━━━ DATASET RECORDS ━━━

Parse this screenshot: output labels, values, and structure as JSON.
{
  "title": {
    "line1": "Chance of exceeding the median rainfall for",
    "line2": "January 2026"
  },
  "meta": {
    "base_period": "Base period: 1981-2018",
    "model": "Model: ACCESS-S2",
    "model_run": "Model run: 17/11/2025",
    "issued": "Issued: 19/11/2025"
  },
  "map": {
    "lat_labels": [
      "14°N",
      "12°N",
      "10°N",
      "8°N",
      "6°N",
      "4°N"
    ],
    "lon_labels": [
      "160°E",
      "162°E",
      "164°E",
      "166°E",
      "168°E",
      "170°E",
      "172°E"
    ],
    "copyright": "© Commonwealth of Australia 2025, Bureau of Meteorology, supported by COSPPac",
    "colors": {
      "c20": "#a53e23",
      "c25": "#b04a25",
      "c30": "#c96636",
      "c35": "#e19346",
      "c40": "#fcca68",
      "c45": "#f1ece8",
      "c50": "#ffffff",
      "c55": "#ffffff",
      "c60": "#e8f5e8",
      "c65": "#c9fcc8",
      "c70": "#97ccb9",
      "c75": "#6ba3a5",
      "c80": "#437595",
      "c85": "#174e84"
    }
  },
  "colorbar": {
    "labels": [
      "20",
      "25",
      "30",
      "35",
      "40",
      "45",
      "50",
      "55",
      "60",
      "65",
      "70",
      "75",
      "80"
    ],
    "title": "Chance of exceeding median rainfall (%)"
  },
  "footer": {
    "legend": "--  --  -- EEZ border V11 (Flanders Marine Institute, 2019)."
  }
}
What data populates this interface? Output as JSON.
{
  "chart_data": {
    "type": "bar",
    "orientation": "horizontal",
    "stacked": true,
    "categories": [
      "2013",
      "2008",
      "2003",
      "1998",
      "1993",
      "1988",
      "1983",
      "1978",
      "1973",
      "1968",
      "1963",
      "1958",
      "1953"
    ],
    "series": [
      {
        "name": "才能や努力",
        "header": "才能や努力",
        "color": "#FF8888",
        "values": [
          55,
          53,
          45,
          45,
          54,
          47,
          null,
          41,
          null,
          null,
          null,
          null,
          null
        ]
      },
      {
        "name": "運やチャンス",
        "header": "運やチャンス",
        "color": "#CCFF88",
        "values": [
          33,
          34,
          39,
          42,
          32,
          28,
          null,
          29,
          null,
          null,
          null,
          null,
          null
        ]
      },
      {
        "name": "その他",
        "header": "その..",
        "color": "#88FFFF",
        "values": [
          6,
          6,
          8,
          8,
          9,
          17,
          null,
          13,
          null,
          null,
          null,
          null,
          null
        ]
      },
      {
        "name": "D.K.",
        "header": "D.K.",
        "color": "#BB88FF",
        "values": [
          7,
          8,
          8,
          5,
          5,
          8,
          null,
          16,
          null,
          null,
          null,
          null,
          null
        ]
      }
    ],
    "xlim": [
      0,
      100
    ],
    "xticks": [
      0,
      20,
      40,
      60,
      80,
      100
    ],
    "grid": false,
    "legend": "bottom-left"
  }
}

━━━

• _INSTRUCTIONS TO FOLLOW_: Search the data for "title". Copy every matching line.

• _SOLUTION_:
  "title": {
    "title": "Chance of exceeding median rainfall (%)"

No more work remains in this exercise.